──────── Listing ────────
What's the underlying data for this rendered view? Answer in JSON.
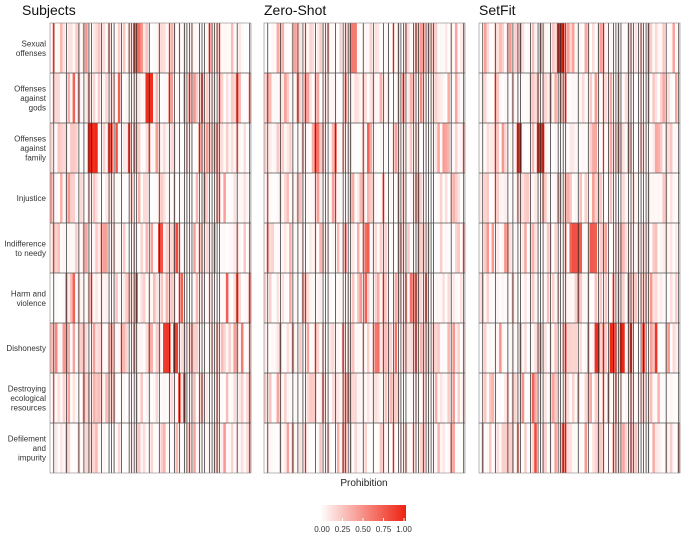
{
  "chart_data": {
    "type": "heatmap",
    "panels": [
      "Subjects",
      "Zero-Shot",
      "SetFit"
    ],
    "rows": [
      [
        "Sexual",
        "offenses"
      ],
      [
        "Offenses",
        "against",
        "gods"
      ],
      [
        "Offenses",
        "against",
        "family"
      ],
      [
        "Injustice"
      ],
      [
        "Indifference",
        "to needy"
      ],
      [
        "Harm and",
        "violence"
      ],
      [
        "Dishonesty"
      ],
      [
        "Destroying",
        "ecological",
        "resources"
      ],
      [
        "Defilement",
        "and",
        "impurity"
      ]
    ],
    "n_columns": 80,
    "xlabel": "Prohibition",
    "color_scale": {
      "low": "#ffffff",
      "high": "#ee2211",
      "ticks": [
        "0.00",
        "0.25",
        "0.50",
        "0.75",
        "1.00"
      ],
      "range": [
        0,
        1
      ]
    },
    "hot_spots": {
      "Subjects": [
        {
          "row": 0,
          "cols": [
            33,
            34,
            35
          ],
          "value": 0.75
        },
        {
          "row": 1,
          "cols": [
            38,
            39,
            40
          ],
          "value": 1.0
        },
        {
          "row": 1,
          "cols": [
            9,
            27,
            60,
            74
          ],
          "value": 0.8
        },
        {
          "row": 2,
          "cols": [
            15,
            16,
            17,
            18
          ],
          "value": 1.0
        },
        {
          "row": 2,
          "cols": [
            23,
            24,
            26,
            31
          ],
          "value": 0.85
        },
        {
          "row": 4,
          "cols": [
            43,
            44,
            50
          ],
          "value": 0.85
        },
        {
          "row": 5,
          "cols": [
            9,
            34,
            52,
            70,
            74
          ],
          "value": 0.8
        },
        {
          "row": 6,
          "cols": [
            45,
            46,
            47,
            49,
            50
          ],
          "value": 0.95
        },
        {
          "row": 6,
          "cols": [
            2,
            76
          ],
          "value": 0.6
        },
        {
          "row": 7,
          "cols": [
            51,
            53
          ],
          "value": 0.9
        }
      ],
      "Zero-Shot": [
        {
          "row": 0,
          "cols": [
            34,
            35,
            36
          ],
          "value": 0.6
        },
        {
          "row": 1,
          "cols": [
            13,
            55,
            62
          ],
          "value": 0.6
        },
        {
          "row": 2,
          "cols": [
            20,
            21,
            28,
            41
          ],
          "value": 0.7
        },
        {
          "row": 4,
          "cols": [
            40,
            41
          ],
          "value": 0.75
        },
        {
          "row": 5,
          "cols": [
            40,
            58,
            60,
            64
          ],
          "value": 0.75
        },
        {
          "row": 6,
          "cols": [
            44,
            45,
            52,
            60
          ],
          "value": 0.7
        }
      ],
      "SetFit": [
        {
          "row": 0,
          "cols": [
            31,
            32,
            33
          ],
          "value": 1.0
        },
        {
          "row": 2,
          "cols": [
            15,
            16,
            23,
            24,
            25
          ],
          "value": 1.0
        },
        {
          "row": 4,
          "cols": [
            36,
            37,
            38,
            39,
            40,
            44,
            45,
            46
          ],
          "value": 0.8
        },
        {
          "row": 6,
          "cols": [
            46,
            47,
            52,
            53,
            56,
            57,
            60,
            65,
            70
          ],
          "value": 1.0
        },
        {
          "row": 7,
          "cols": [
            21
          ],
          "value": 0.8
        },
        {
          "row": 8,
          "cols": [
            22,
            33
          ],
          "value": 0.85
        }
      ]
    }
  }
}
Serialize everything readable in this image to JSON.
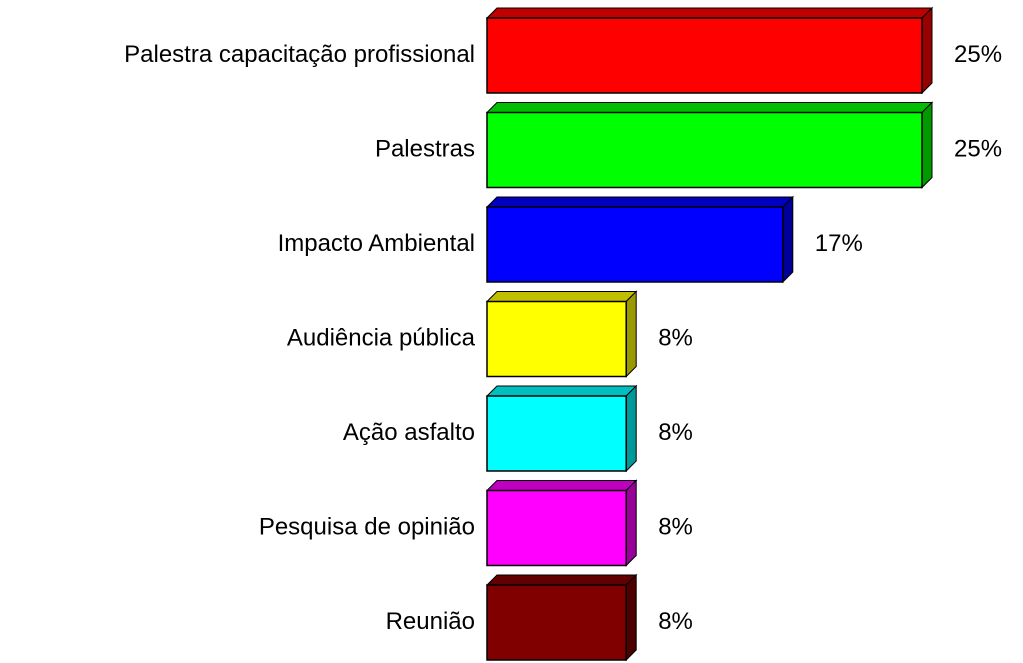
────────
• Work instructions: From the entries above, output every line exactly and omit any image.

• The result:
What's the underlying data for this rendered view? Answer in JSON.
{
  "chart_data": {
    "type": "heatmap",
    "panels": [
      "Subjects",
      "Zero-Shot",
      "SetFit"
    ],
    "rows": [
      [
        "Sexual",
        "offenses"
      ],
      [
        "Offenses",
        "against",
        "gods"
      ],
      [
        "Offenses",
        "against",
        "family"
      ],
      [
        "Injustice"
      ],
      [
        "Indifference",
        "to needy"
      ],
      [
        "Harm and",
        "violence"
      ],
      [
        "Dishonesty"
      ],
      [
        "Destroying",
        "ecological",
        "resources"
      ],
      [
        "Defilement",
        "and",
        "impurity"
      ]
    ],
    "n_columns": 80,
    "xlabel": "Prohibition",
    "color_scale": {
      "low": "#ffffff",
      "high": "#ee2211",
      "ticks": [
        "0.00",
        "0.25",
        "0.50",
        "0.75",
        "1.00"
      ],
      "range": [
        0,
        1
      ]
    },
    "hot_spots": {
      "Subjects": [
        {
          "row": 0,
          "cols": [
            33,
            34,
            35
          ],
          "value": 0.75
        },
        {
          "row": 1,
          "cols": [
            38,
            39,
            40
          ],
          "value": 1.0
        },
        {
          "row": 1,
          "cols": [
            9,
            27,
            60,
            74
          ],
          "value": 0.8
        },
        {
          "row": 2,
          "cols": [
            15,
            16,
            17,
            18
          ],
          "value": 1.0
        },
        {
          "row": 2,
          "cols": [
            23,
            24,
            26,
            31
          ],
          "value": 0.85
        },
        {
          "row": 4,
          "cols": [
            43,
            44,
            50
          ],
          "value": 0.85
        },
        {
          "row": 5,
          "cols": [
            9,
            34,
            52,
            70,
            74
          ],
          "value": 0.8
        },
        {
          "row": 6,
          "cols": [
            45,
            46,
            47,
            49,
            50
          ],
          "value": 0.95
        },
        {
          "row": 6,
          "cols": [
            2,
            76
          ],
          "value": 0.6
        },
        {
          "row": 7,
          "cols": [
            51,
            53
          ],
          "value": 0.9
        }
      ],
      "Zero-Shot": [
        {
          "row": 0,
          "cols": [
            34,
            35,
            36
          ],
          "value": 0.6
        },
        {
          "row": 1,
          "cols": [
            13,
            55,
            62
          ],
          "value": 0.6
        },
        {
          "row": 2,
          "cols": [
            20,
            21,
            28,
            41
          ],
          "value": 0.7
        },
        {
          "row": 4,
          "cols": [
            40,
            41
          ],
          "value": 0.75
        },
        {
          "row": 5,
          "cols": [
            40,
            58,
            60,
            64
          ],
          "value": 0.75
        },
        {
          "row": 6,
          "cols": [
            44,
            45,
            52,
            60
          ],
          "value": 0.7
        }
      ],
      "SetFit": [
        {
          "row": 0,
          "cols": [
            31,
            32,
            33
          ],
          "value": 1.0
        },
        {
          "row": 2,
          "cols": [
            15,
            16,
            23,
            24,
            25
          ],
          "value": 1.0
        },
        {
          "row": 4,
          "cols": [
            36,
            37,
            38,
            39,
            40,
            44,
            45,
            46
          ],
          "value": 0.8
        },
        {
          "row": 6,
          "cols": [
            46,
            47,
            52,
            53,
            56,
            57,
            60,
            65,
            70
          ],
          "value": 1.0
        },
        {
          "row": 7,
          "cols": [
            21
          ],
          "value": 0.8
        },
        {
          "row": 8,
          "cols": [
            22,
            33
          ],
          "value": 0.85
        }
      ]
    }
  }
}
Serialize everything readable in this image to JSON.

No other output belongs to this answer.